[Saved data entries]
● ● ●

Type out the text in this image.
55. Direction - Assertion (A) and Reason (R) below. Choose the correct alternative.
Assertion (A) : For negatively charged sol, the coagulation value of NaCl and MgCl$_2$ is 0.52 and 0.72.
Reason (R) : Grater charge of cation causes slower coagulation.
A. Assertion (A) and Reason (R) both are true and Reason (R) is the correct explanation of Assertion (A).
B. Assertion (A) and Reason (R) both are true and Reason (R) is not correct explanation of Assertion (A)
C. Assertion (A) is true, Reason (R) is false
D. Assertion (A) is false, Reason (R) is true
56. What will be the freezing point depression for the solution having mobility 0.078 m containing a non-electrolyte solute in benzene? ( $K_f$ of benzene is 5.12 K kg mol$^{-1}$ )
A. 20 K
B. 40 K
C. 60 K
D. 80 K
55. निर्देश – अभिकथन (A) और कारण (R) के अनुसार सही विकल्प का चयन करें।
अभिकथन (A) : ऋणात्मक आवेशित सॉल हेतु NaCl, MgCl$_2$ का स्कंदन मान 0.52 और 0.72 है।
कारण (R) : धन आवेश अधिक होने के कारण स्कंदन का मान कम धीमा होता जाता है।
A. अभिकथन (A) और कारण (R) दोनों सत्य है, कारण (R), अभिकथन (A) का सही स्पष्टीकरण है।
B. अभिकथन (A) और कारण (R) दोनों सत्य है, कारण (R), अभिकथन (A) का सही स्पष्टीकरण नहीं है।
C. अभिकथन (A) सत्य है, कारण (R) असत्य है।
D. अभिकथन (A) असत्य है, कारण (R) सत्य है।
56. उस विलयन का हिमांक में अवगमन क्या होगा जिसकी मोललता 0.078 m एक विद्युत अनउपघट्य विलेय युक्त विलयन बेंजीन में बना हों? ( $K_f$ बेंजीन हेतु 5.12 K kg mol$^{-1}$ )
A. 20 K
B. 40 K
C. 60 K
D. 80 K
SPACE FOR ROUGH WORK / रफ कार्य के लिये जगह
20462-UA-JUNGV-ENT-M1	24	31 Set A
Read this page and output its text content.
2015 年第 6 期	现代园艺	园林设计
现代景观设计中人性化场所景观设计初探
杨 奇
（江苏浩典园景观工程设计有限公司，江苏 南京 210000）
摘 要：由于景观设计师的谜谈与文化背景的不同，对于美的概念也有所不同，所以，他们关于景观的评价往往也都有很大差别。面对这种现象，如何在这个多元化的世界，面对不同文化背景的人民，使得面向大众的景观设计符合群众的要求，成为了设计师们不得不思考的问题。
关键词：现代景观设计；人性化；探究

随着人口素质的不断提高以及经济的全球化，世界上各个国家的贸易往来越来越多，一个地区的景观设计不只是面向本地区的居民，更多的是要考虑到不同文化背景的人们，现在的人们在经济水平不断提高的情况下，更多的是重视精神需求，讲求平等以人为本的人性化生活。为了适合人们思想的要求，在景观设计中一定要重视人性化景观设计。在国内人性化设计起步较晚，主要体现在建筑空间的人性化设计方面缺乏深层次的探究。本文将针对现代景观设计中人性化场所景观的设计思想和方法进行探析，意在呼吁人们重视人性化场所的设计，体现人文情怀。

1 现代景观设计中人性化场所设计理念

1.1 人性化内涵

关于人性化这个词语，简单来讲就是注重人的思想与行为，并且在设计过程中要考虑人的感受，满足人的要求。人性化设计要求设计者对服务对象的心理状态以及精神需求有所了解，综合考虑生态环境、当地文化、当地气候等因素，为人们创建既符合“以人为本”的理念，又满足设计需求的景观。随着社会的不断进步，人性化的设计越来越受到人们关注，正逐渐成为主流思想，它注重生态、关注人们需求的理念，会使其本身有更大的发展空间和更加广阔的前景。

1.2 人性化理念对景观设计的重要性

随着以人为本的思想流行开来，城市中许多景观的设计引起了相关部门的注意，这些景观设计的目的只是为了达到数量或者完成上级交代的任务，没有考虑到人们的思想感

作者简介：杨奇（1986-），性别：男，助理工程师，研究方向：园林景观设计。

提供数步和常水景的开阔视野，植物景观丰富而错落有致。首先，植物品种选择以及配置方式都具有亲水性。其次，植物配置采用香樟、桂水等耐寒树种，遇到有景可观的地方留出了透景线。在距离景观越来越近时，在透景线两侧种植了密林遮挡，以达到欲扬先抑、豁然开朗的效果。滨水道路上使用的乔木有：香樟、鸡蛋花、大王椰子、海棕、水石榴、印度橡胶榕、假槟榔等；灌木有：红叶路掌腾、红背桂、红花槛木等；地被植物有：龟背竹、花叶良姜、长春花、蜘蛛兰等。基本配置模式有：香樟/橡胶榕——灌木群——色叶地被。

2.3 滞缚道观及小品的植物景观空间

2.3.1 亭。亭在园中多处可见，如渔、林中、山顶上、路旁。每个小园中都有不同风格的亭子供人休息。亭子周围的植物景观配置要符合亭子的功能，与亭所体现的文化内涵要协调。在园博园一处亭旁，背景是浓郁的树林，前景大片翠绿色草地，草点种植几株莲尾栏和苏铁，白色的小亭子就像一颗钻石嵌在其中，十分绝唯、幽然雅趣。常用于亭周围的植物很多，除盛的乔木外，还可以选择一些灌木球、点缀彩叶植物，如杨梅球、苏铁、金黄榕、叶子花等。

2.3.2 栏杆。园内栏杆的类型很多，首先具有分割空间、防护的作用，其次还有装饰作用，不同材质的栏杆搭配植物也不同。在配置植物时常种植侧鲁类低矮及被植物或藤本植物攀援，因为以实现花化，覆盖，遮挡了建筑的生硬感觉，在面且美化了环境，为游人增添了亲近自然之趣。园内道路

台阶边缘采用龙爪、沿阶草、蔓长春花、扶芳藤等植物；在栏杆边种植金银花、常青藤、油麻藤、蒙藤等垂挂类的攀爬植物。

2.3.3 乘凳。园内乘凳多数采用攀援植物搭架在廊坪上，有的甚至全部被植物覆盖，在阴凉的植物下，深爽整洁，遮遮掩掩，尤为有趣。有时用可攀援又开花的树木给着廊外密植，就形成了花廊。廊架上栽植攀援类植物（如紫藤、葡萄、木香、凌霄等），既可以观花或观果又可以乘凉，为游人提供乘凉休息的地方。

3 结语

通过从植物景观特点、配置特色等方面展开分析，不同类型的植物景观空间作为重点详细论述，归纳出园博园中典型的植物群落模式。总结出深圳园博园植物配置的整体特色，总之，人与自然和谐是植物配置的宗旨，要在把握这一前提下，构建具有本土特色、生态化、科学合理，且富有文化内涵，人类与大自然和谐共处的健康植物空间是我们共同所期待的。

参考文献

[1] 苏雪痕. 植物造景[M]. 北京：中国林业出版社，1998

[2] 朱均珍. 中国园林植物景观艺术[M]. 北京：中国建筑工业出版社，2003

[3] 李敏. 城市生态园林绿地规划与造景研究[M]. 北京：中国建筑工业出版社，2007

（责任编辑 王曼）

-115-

● ● ●

* Written request:
Go over the entries above and say how many lines hold the string "explanation", with no other text.

* Complete answer:
2